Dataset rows
--------------------
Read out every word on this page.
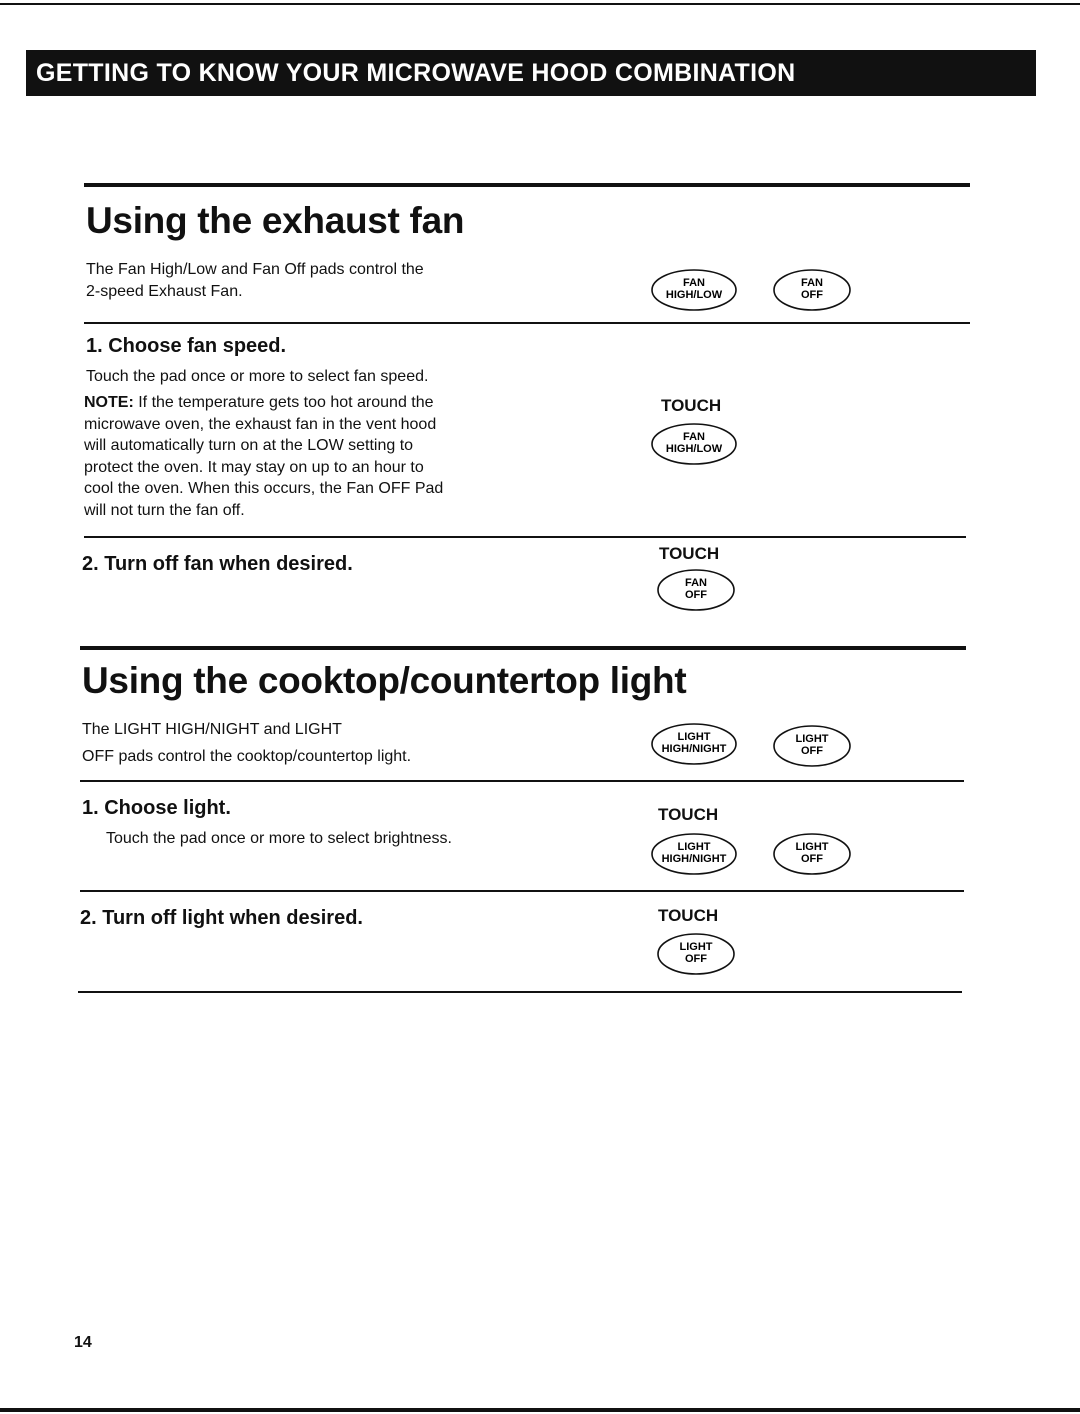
GETTING TO KNOW YOUR MICROWAVE HOOD COMBINATION
Using the exhaust fan
The Fan High/Low and Fan Off pads control the
2-speed Exhaust Fan.	FAN
HIGH/LOW
FAN
OFF
1. Choose fan speed.
Touch the pad once or more to select fan speed.
NOTE: If the temperature gets too hot around the
microwave oven, the exhaust fan in the vent hood
will automatically turn on at the LOW setting to
protect the oven. It may stay on up to an hour to
cool the oven. When this occurs, the Fan OFF Pad
will not turn the fan off.
TOUCH
FAN
HIGH/LOW
2. Turn off fan when desired.	TOUCH
FAN
OFF
Using the cooktop/countertop light
The LIGHT HIGH/NIGHT and LIGHT
OFF pads control the cooktop/countertop light.
LIGHT
HIGH/NIGHT
LIGHT
OFF
1. Choose light.
Touch the pad once or more to select brightness.
TOUCH
LIGHT
HIGH/NIGHT
LIGHT
OFF
2. Turn off light when desired.	TOUCH
LIGHT
OFF
14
--------------------
Written request: Extract all lines of the records above that include "control".

Result of this exercise:
The Fan High/Low and Fan Off pads control the
OFF pads control the cooktop/countertop light.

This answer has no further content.